#### INPUT ####

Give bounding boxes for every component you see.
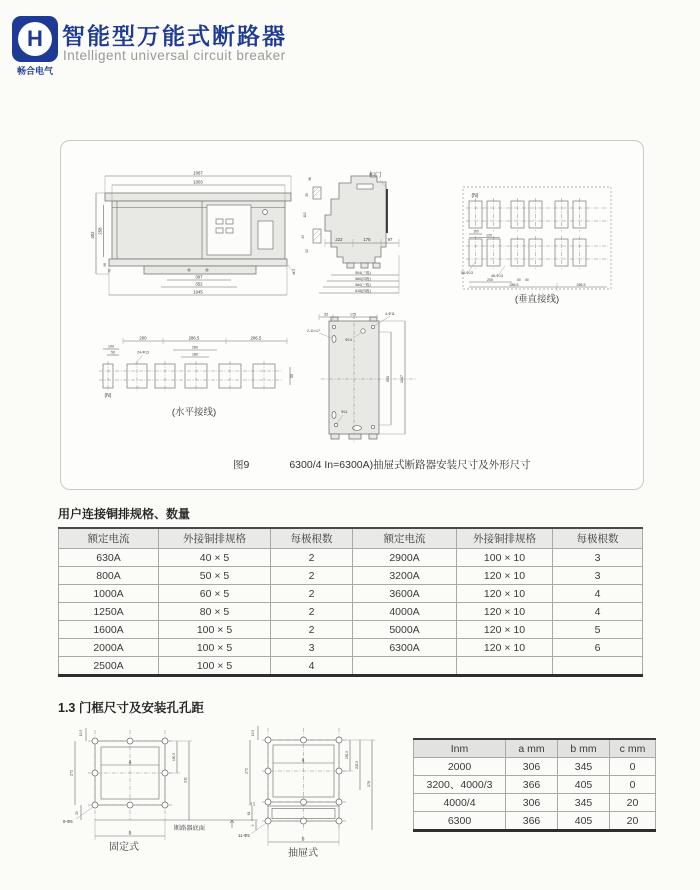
dim-label: 286.5 [509, 282, 519, 287]
table-cell: 345 [558, 758, 610, 776]
table-cell: 50 × 5 [159, 567, 271, 585]
table-cell: 2 [271, 621, 353, 639]
dim-label: 26 [249, 802, 253, 806]
dim-label: 50 [290, 374, 294, 378]
table-cell: 0 [610, 776, 656, 794]
column-header: 外接铜排规格 [159, 528, 271, 549]
front-view-drawing [89, 169, 304, 299]
dim-label: b [128, 830, 132, 837]
dim-label: 24-Φ13 [137, 350, 150, 355]
table-cell: 2 [271, 585, 353, 603]
cabinet-door-label: 柜门 [368, 172, 382, 179]
busbar-header-row [59, 528, 643, 549]
table-cell: 4000/4 [414, 794, 506, 812]
column-header: 额定电流 [59, 528, 159, 549]
page-title: 智能型万能式断路器 [62, 23, 287, 49]
dim-label: 19.5 [79, 729, 83, 737]
table-cell: 800A [59, 567, 159, 585]
column-header: b mm [558, 739, 610, 758]
table-cell: 3 [553, 567, 643, 585]
dim-label: 120 [486, 233, 492, 238]
table-cell: 120 × 10 [457, 585, 553, 603]
dim-label: 1067 [193, 170, 203, 176]
table-cell: 5 [553, 621, 643, 639]
dim-label: 1045 [193, 289, 203, 295]
drawer-type-shapes [262, 728, 346, 830]
mounting-plate-drawing [307, 307, 447, 452]
table-cell: 120 × 10 [457, 639, 553, 657]
dim-label: 272 [69, 770, 74, 776]
dim-label: 48-Φ13 [491, 274, 504, 278]
dim-label: 100 [473, 229, 479, 234]
side-view-drawing [301, 159, 433, 311]
table-cell [353, 657, 457, 676]
busbar-table [58, 527, 643, 677]
dim-label: 29 [75, 811, 79, 815]
table-cell: 100 × 5 [159, 621, 271, 639]
dim-label: 175 [363, 237, 371, 242]
table-cell: 60 × 5 [159, 585, 271, 603]
figure-number: 图9 [233, 459, 250, 471]
dim-label: 286.5 [188, 335, 200, 341]
table-cell: 2 [271, 549, 353, 567]
table-cell: 80 × 5 [159, 603, 271, 621]
neutral-label: (N) [471, 193, 479, 199]
column-header: a mm [506, 739, 558, 758]
dim-label: 36 [308, 177, 312, 181]
dim-label: 33 [324, 312, 328, 317]
column-header: 每极根数 [553, 528, 643, 549]
page-subtitle: Intelligent universal circuit breaker [63, 48, 286, 63]
drawer-type-dimension-lines [250, 726, 375, 846]
table-cell: 120 × 10 [457, 567, 553, 585]
table-cell: 1600A [59, 621, 159, 639]
dim-label: 19.5 [251, 729, 255, 737]
logo-letter: H [18, 22, 52, 56]
dim-label: 260 [192, 345, 198, 350]
figure-caption-text: 6300/4 In=6300A)抽屉式断路器安装尺寸及外形尺寸 [289, 459, 531, 471]
column-header: c mm [610, 739, 656, 758]
table-cell [553, 657, 643, 676]
dim-label: 200 [487, 277, 493, 282]
column-header: 每极根数 [271, 528, 353, 549]
dim-label: 150.5 [345, 751, 349, 759]
dim-label: Φ11 [341, 410, 348, 414]
table-cell: 0 [610, 758, 656, 776]
table-cell: 2 [271, 567, 353, 585]
table-cell: 4 [553, 585, 643, 603]
section-heading: 1.3 门框尺寸及安装孔孔距 [58, 701, 204, 715]
table-cell: 306 [506, 758, 558, 776]
table-cell: 120 × 10 [457, 603, 553, 621]
dim-label: 100 [108, 344, 114, 349]
dim-label: 175 [350, 312, 356, 317]
dim-label: 150.5 [172, 753, 176, 761]
drawer-type-drawing [238, 718, 413, 863]
table-cell: 3 [553, 549, 643, 567]
door-header-row [414, 739, 656, 758]
table-cell: 40 × 5 [159, 549, 271, 567]
side-view-shapes [313, 176, 387, 268]
column-header: 外接铜排规格 [457, 528, 553, 549]
vertical-connection-shapes [463, 187, 611, 289]
table-cell: 20 [610, 812, 656, 831]
fixed-type-caption: 固定式 [109, 842, 139, 853]
table-cell: 100 × 10 [457, 549, 553, 567]
figure-panel [60, 140, 644, 490]
column-header: 额定电流 [353, 528, 457, 549]
table-row [59, 639, 643, 657]
table-cell: 405 [558, 812, 610, 831]
dim-label: 180 [192, 352, 198, 357]
dim-label: 2-11×17 [307, 329, 321, 333]
table-cell: 100 × 5 [159, 657, 271, 676]
fixed-type-drawing [62, 720, 262, 855]
vertical-connection-drawing [459, 181, 617, 307]
dim-label: 60 [525, 277, 529, 282]
table-cell: 366 [506, 776, 558, 794]
table-cell: 6 [553, 639, 643, 657]
dim-label: 112 [303, 212, 307, 218]
table-cell: 6300A [353, 639, 457, 657]
table-cell: 5000A [353, 621, 457, 639]
dim-label: 9 [251, 824, 255, 827]
dim-label: 580(四极) [355, 276, 371, 281]
table-cell: 3200、4000/3 [414, 776, 506, 794]
dim-label: 4-Φ11 [385, 312, 395, 316]
horizontal-connection-drawing [87, 331, 302, 431]
table-row [59, 603, 643, 621]
table-cell: 4000A [353, 603, 457, 621]
table-row [59, 585, 643, 603]
fixed-type-shapes [88, 730, 258, 828]
table-cell: 2000A [59, 639, 159, 657]
company-logo [12, 16, 58, 62]
column-header: Inm [414, 739, 506, 758]
dim-label: 352 [195, 281, 203, 287]
dim-label: 311 [183, 777, 188, 783]
horizontal-connection-shapes [99, 361, 283, 391]
neutral-label: (N) [104, 393, 112, 399]
dim-label: 1037 [400, 375, 404, 383]
dim-label: 378 [367, 781, 371, 787]
table-row [59, 657, 643, 676]
dim-label: 222 [335, 237, 343, 242]
table-cell: 3600A [353, 585, 457, 603]
figure-caption [61, 457, 643, 472]
dim-label: 8-Φ5 [63, 819, 73, 824]
fixed-type-dimension-lines [75, 728, 192, 840]
dim-label: 98 [103, 263, 107, 267]
dim-label: 43 [301, 235, 305, 239]
dim-label: 286.5 [250, 335, 262, 341]
table-cell: 4 [553, 603, 643, 621]
dim-label: 44.5 [292, 268, 296, 276]
dim-label: 11-Φ5 [238, 833, 250, 838]
dim-label: 200 [139, 335, 147, 341]
table-row [59, 621, 643, 639]
dim-label: 307 [195, 274, 203, 280]
horizontal-connection-caption: (水平接线) [171, 407, 217, 418]
dim-label: 258 [97, 227, 103, 235]
dim-label: 56-Φ13 [461, 271, 474, 275]
table-cell: 366 [506, 812, 558, 831]
dim-label: 272 [244, 768, 249, 774]
dim-label: 70 [107, 269, 112, 273]
table-row [414, 776, 656, 794]
table-cell: 345 [558, 794, 610, 812]
table-cell: 6300 [414, 812, 506, 831]
table-row [59, 567, 643, 585]
table-cell: 2000 [414, 758, 506, 776]
door-frame-table [413, 738, 656, 832]
dim-label: 286.5 [576, 282, 586, 287]
dim-label: 50 [111, 350, 115, 355]
table-cell: 2500A [59, 657, 159, 676]
dim-label: a [301, 757, 305, 764]
table-cell: 3 [271, 639, 353, 657]
table-cell: 120 × 10 [457, 621, 553, 639]
dim-label: 92 [305, 249, 309, 253]
table-cell [457, 657, 553, 676]
dim-label: 560(三极) [355, 282, 371, 287]
dim-label: 1003 [193, 179, 203, 185]
dim-label: Φ14 [345, 338, 352, 342]
table-cell: 1000A [59, 585, 159, 603]
dim-label: 60 [517, 277, 521, 282]
dim-label: b [301, 836, 305, 843]
table-cell: 4 [271, 657, 353, 676]
vertical-connection-caption: (垂直接线) [514, 294, 560, 305]
table-cell: 2900A [353, 549, 457, 567]
table-cell: 3200A [353, 567, 457, 585]
table-cell: 630A [59, 549, 159, 567]
dim-label: 616(四极) [355, 288, 371, 293]
table-cell: 20 [610, 794, 656, 812]
table-row [414, 812, 656, 831]
table-cell: 2 [271, 603, 353, 621]
dim-label: a [128, 759, 132, 766]
table-cell: 100 × 5 [159, 639, 271, 657]
table-cell: 1250A [59, 603, 159, 621]
table-cell: 405 [558, 776, 610, 794]
table-row [59, 549, 643, 567]
front-view-shapes [105, 193, 291, 274]
dim-label: 30 [305, 193, 309, 197]
drawer-type-caption: 抽屉式 [288, 848, 318, 859]
dim-label: 61 [247, 811, 251, 816]
dim-label: 452 [90, 231, 95, 239]
table-cell: 306 [506, 794, 558, 812]
dim-label: 97 [387, 237, 393, 242]
busbar-table-title: 用户连接铜排规格、数量 [58, 507, 191, 521]
company-name: 畅合电气 [16, 66, 53, 76]
breaker-bottom-label: 断路器底面 [174, 825, 205, 832]
dim-label: 202.5 [355, 761, 359, 769]
dim-label: 933 [386, 376, 390, 382]
table-row [414, 758, 656, 776]
dim-label: 504(三极) [355, 270, 371, 275]
table-row [414, 794, 656, 812]
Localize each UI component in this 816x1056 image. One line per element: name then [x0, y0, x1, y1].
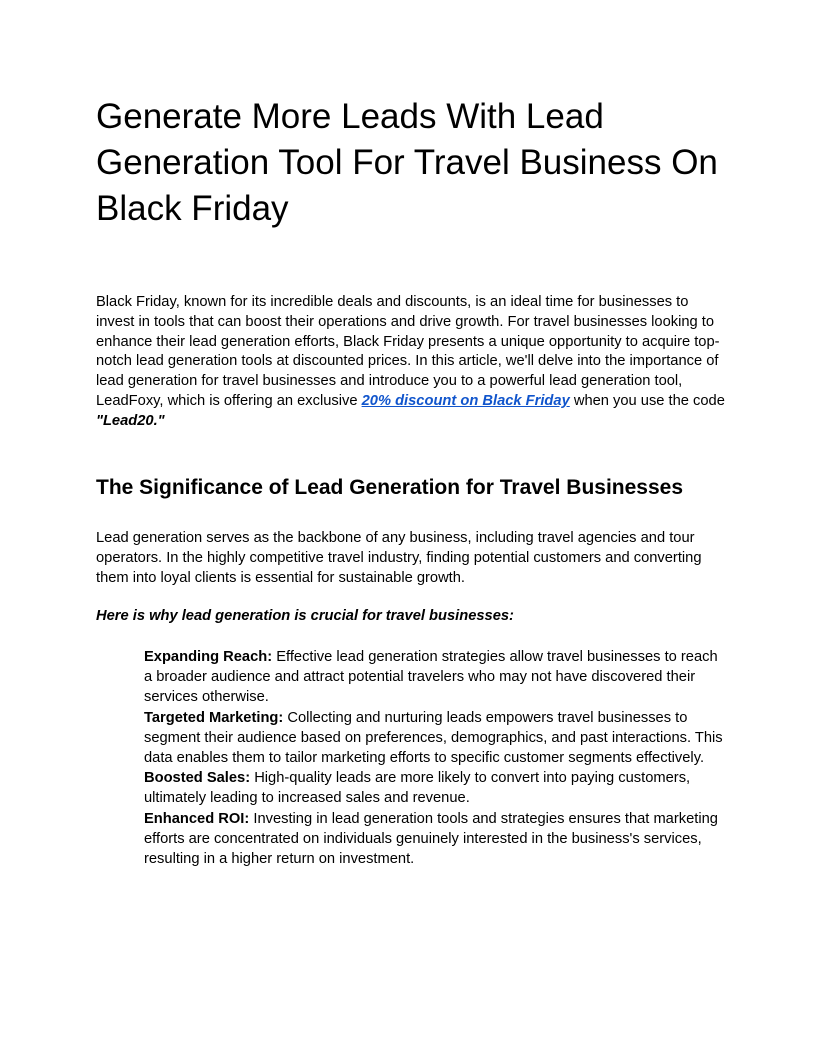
item-text: High-quality leads are more likely to convert into paying customers, ultimately leading to increased sales and revenue. — [144, 770, 691, 807]
page-title: Generate More Leads With Lead Generation Tool For Travel Business On Black Friday — [96, 97, 718, 228]
reasons-list — [144, 647, 724, 869]
item-label: Enhanced ROI: — [144, 810, 250, 827]
item-text: Collecting and nurturing leads empowers travel businesses to segment their audience based on preferences, demographics, and past interactions. This data enables them to tailor marketing efforts to specific customer segments effectively. — [144, 709, 723, 767]
item-label: Boosted Sales: — [144, 770, 251, 787]
why-heading: Here is why lead generation is crucial for travel businesses: — [96, 608, 514, 624]
section-heading: The Significance of Lead Generation for Travel Businesses — [96, 476, 684, 499]
list-item — [144, 708, 724, 769]
intro-text: Black Friday, known for its incredible deals and discounts, is an ideal time for businesses to invest in tools that can boost their operations and drive growth. For travel businesses looking to enhance their lead generation efforts, Black Friday presents a unique opportunity to acquire top-notch lead generation tools at discounted prices. In this article, we'll delve into the importance of lead generation for travel businesses and introduce you to a powerful lead generation tool, LeadFoxy, which is offering an exclusive — [96, 294, 720, 409]
section-paragraph: Lead generation serves as the backbone of any business, including travel agencies and tour operators. In the highly competitive travel industry, finding potential customers and converting them into loyal clients is essential for sustainable growth. — [96, 530, 702, 586]
intro-text-middle: when you use the code — [569, 392, 725, 409]
list-item — [144, 647, 724, 708]
item-text: Investing in lead generation tools and strategies ensures that marketing efforts are concentrated on individuals genuinely interested in the business's services, resulting in a higher return on investment. — [144, 810, 718, 868]
intro-paragraph — [96, 293, 726, 432]
promo-code: "Lead20." — [96, 412, 165, 429]
item-text: Effective lead generation strategies allow travel businesses to reach a broader audience and attract potential travelers who may not have discovered their services otherwise. — [144, 649, 718, 706]
item-label: Expanding Reach: — [144, 649, 273, 665]
list-item — [144, 768, 724, 808]
list-item — [144, 809, 724, 870]
item-label: Targeted Marketing: — [144, 709, 284, 726]
discount-link[interactable]: 20% discount on Black Friday — [361, 392, 570, 409]
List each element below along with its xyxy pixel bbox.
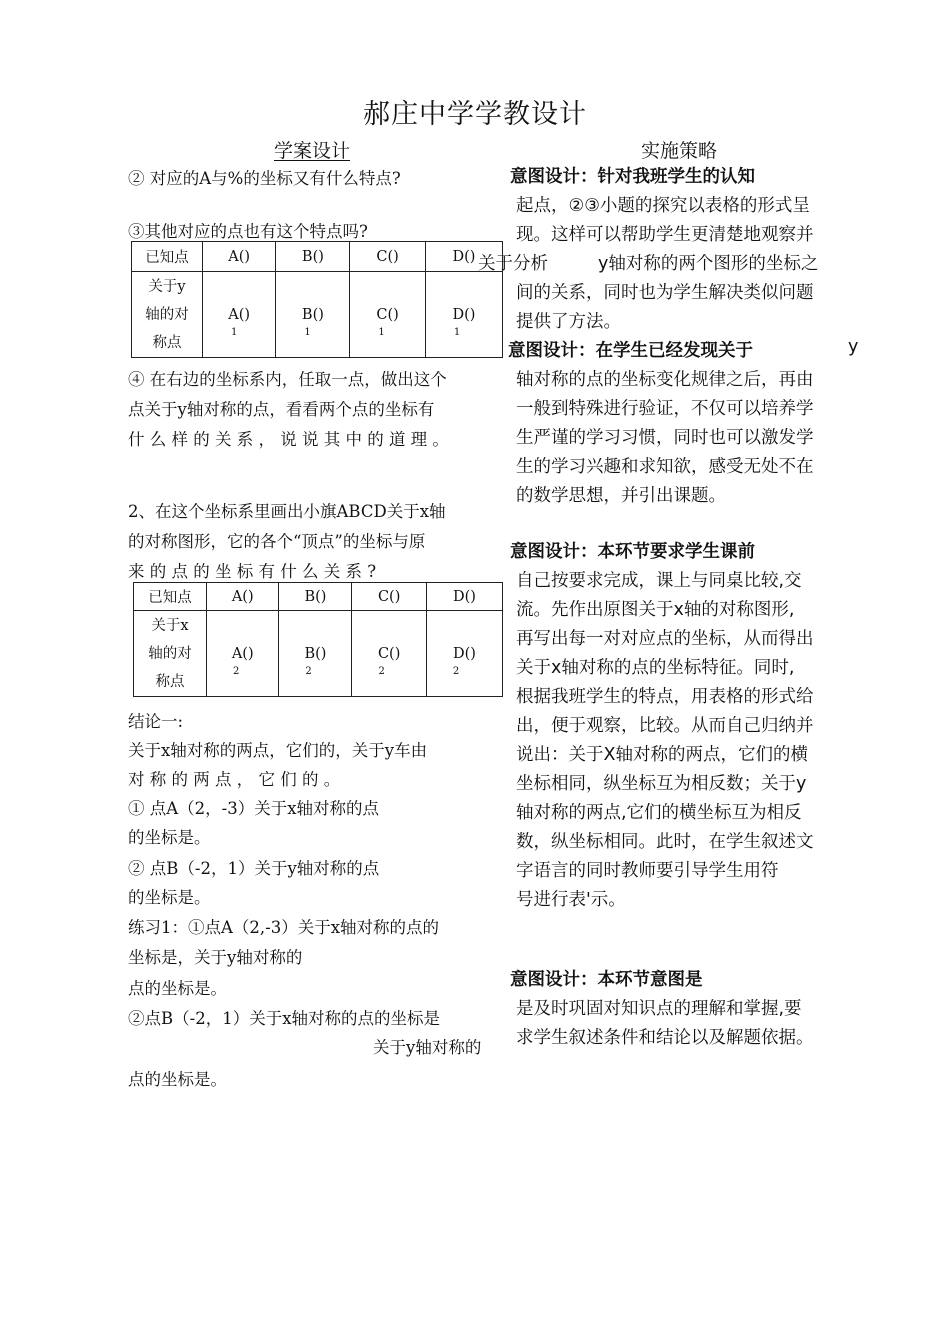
table-cell: C() 1 bbox=[350, 272, 425, 358]
problem-2-line-1: 2、在这个坐标系里画出小旗ABCD关于x轴 bbox=[128, 502, 446, 521]
table-header-known: 已知点 bbox=[134, 583, 207, 611]
practice-line-4: ②点B（-2，1）关于x轴对称的点的坐标是 bbox=[128, 1009, 441, 1028]
table-cell: B() 1 bbox=[276, 272, 350, 358]
strategy-2-line-2: 轴对称的点的坐标变化规律之后，再由 bbox=[516, 370, 814, 390]
table-cell: A() bbox=[207, 583, 279, 611]
strategy-2-line-4: 生严谨的学习习惯，同时也可以激发学 bbox=[516, 428, 814, 448]
table-cell: D() 2 bbox=[426, 611, 502, 697]
strategy-1-line-4: y轴对称的两个图形的坐标之 bbox=[598, 254, 819, 274]
example-2-line-2: 的坐标是。 bbox=[128, 888, 211, 907]
strategy-3-line-8: 说出：关于X轴对称的两点，它们的横 bbox=[516, 745, 808, 765]
table-cell: B() 2 bbox=[279, 611, 352, 697]
conclusion-line-2: 对 称 的 两 点 ， 它 们 的 。 bbox=[128, 770, 341, 789]
strategy-3-line-10: 轴对称的两点,它们的横坐标互为相反 bbox=[516, 803, 802, 823]
strategy-1-line-1: 意图设计：针对我班学生的认知 bbox=[510, 167, 755, 187]
left-column-header: 学案设计 bbox=[274, 140, 351, 162]
strategy-3-line-2: 自己按要求完成，课上与同桌比较,交 bbox=[516, 571, 802, 591]
strategy-3-line-4: 再写出每一对对应点的坐标，从而得出 bbox=[516, 629, 814, 649]
strategy-1-line-3: 现。这样可以帮助学生更清楚地观察并 bbox=[516, 225, 814, 245]
strategy-1-line-5: 间的关系，同时也为学生解决类似问题 bbox=[516, 283, 814, 303]
table-cell: B() bbox=[276, 242, 350, 272]
right-column-header: 实施策略 bbox=[641, 140, 718, 162]
example-1-line-2: 的坐标是。 bbox=[128, 828, 211, 847]
table-cell: D() bbox=[426, 583, 502, 611]
table-symmetric-x bbox=[133, 582, 503, 697]
strategy-2-line-1: 意图设计：在学生已经发现关于 bbox=[508, 341, 753, 361]
strategy-2-line-5: 生的学习兴趣和求知欲，感受无处不在 bbox=[516, 457, 814, 477]
practice-line-3: 点的坐标是。 bbox=[128, 979, 227, 998]
page-title: 郝庄中学学教设计 bbox=[363, 99, 587, 130]
conclusion-line-1: 关于x轴对称的两点，它们的，关于y车由 bbox=[128, 741, 428, 760]
strategy-3-line-11: 数，纵坐标相同。此时，在学生叙述文 bbox=[516, 832, 814, 852]
strategy-4-line-1: 意图设计：本环节意图是 bbox=[510, 970, 703, 990]
strategy-3-line-5: 关于x轴对称的点的坐标特征。同时, bbox=[516, 658, 795, 678]
strategy-3-line-3: 流。先作出原图关于x轴的对称图形, bbox=[516, 600, 795, 620]
strategy-3-line-7: 出，便于观察，比较。从而自己归纳并 bbox=[516, 716, 814, 736]
problem-2-line-2: 的对称图形，它的各个“顶点”的坐标与原 bbox=[128, 532, 426, 551]
table-header-known: 已知点 bbox=[132, 242, 203, 272]
strategy-3-line-13: 号进行表'示。 bbox=[516, 890, 626, 910]
strategy-1-line-6: 提供了方法。 bbox=[516, 312, 621, 332]
problem-2-line-3: 来 的 点 的 坐 标 有 什 么 关 系 ? bbox=[128, 562, 377, 581]
question-3: ③其他对应的点也有这个特点吗? bbox=[128, 222, 368, 241]
example-1-line-1: ① 点A（2，-3）关于x轴对称的点 bbox=[128, 799, 380, 818]
practice-line-1: 练习1：①点A（2,-3）关于x轴对称的点的 bbox=[128, 918, 440, 937]
table-cell: C() bbox=[350, 242, 425, 272]
strategy-3-line-9: 坐标相同，纵坐标互为相反数；关于y bbox=[516, 774, 807, 794]
strategy-3-line-1: 意图设计：本环节要求学生课前 bbox=[510, 542, 755, 562]
question-2: ② 对应的A与%的坐标又有什么特点? bbox=[128, 169, 401, 188]
table-cell: B() bbox=[279, 583, 352, 611]
table-header-symmetric: 关于y 轴的对 称点 bbox=[132, 272, 203, 358]
strategy-4-line-2: 是及时巩固对知识点的理解和掌握,要 bbox=[516, 999, 802, 1019]
practice-line-5: 关于y轴对称的 bbox=[373, 1038, 482, 1057]
example-2-line-1: ② 点B（-2，1）关于y轴对称的点 bbox=[128, 859, 380, 878]
strategy-2-line-3: 一般到特殊进行验证，不仅可以培养学 bbox=[516, 399, 814, 419]
conclusion-heading: 结论一: bbox=[128, 712, 184, 731]
practice-line-6: 点的坐标是。 bbox=[128, 1070, 227, 1089]
table-cell: C() 2 bbox=[352, 611, 426, 697]
table-cell: D() bbox=[425, 242, 502, 272]
strategy-3-line-6: 根据我班学生的特点，用表格的形式给 bbox=[516, 687, 814, 707]
question-4-line-3: 什 么 样 的 关 系 ， 说 说 其 中 的 道 理 。 bbox=[128, 430, 449, 449]
table-cell: A() 2 bbox=[207, 611, 279, 697]
strategy-1-line-2: 起点，②③小题的探究以表格的形式呈 bbox=[516, 196, 810, 216]
practice-line-2: 坐标是，关于y轴对称的 bbox=[128, 948, 303, 967]
table-cell: C() bbox=[352, 583, 426, 611]
table-header-symmetric: 关于x 轴的对 称点 bbox=[134, 611, 207, 697]
table-cell: D() 1 bbox=[425, 272, 502, 358]
strategy-1-overlap: 关于分析 bbox=[478, 254, 548, 274]
question-4-line-1: ④ 在右边的坐标系内，任取一点，做出这个 bbox=[128, 370, 447, 389]
strategy-2-line-6: 的数学思想，并引出课题。 bbox=[516, 486, 726, 506]
table-cell: A() bbox=[203, 242, 276, 272]
strategy-2-y: y bbox=[848, 337, 859, 357]
table-cell: A() 1 bbox=[203, 272, 276, 358]
strategy-4-line-3: 求学生叙述条件和结论以及解题依据。 bbox=[516, 1028, 814, 1048]
table-symmetric-y bbox=[131, 241, 503, 358]
strategy-3-line-12: 字语言的同时教师要引导学生用符 bbox=[516, 861, 779, 881]
question-4-line-2: 点关于y轴对称的点，看看两个点的坐标有 bbox=[128, 400, 435, 419]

####

- OBJECTIVE
In the lines from the one containing "table-cell: C() 1 bbox=[350, 272, 425, 358]" up to and including the one containing "table-cell: B() 1 bbox=[276, 272, 350, 358]", swap "bbox" for "xyxy" and leave everything else unchanged. Output only those lines.

- REPLY TO THE TASK
table-cell: C() 1 xyxy=[350, 272, 425, 358]
problem-2-line-1: 2、在这个坐标系里画出小旗ABCD关于x轴 xyxy=[128, 502, 446, 521]
table-header-known: 已知点 xyxy=[134, 583, 207, 611]
practice-line-4: ②点B（-2，1）关于x轴对称的点的坐标是 xyxy=[128, 1009, 441, 1028]
table-cell: B() 1 xyxy=[276, 272, 350, 358]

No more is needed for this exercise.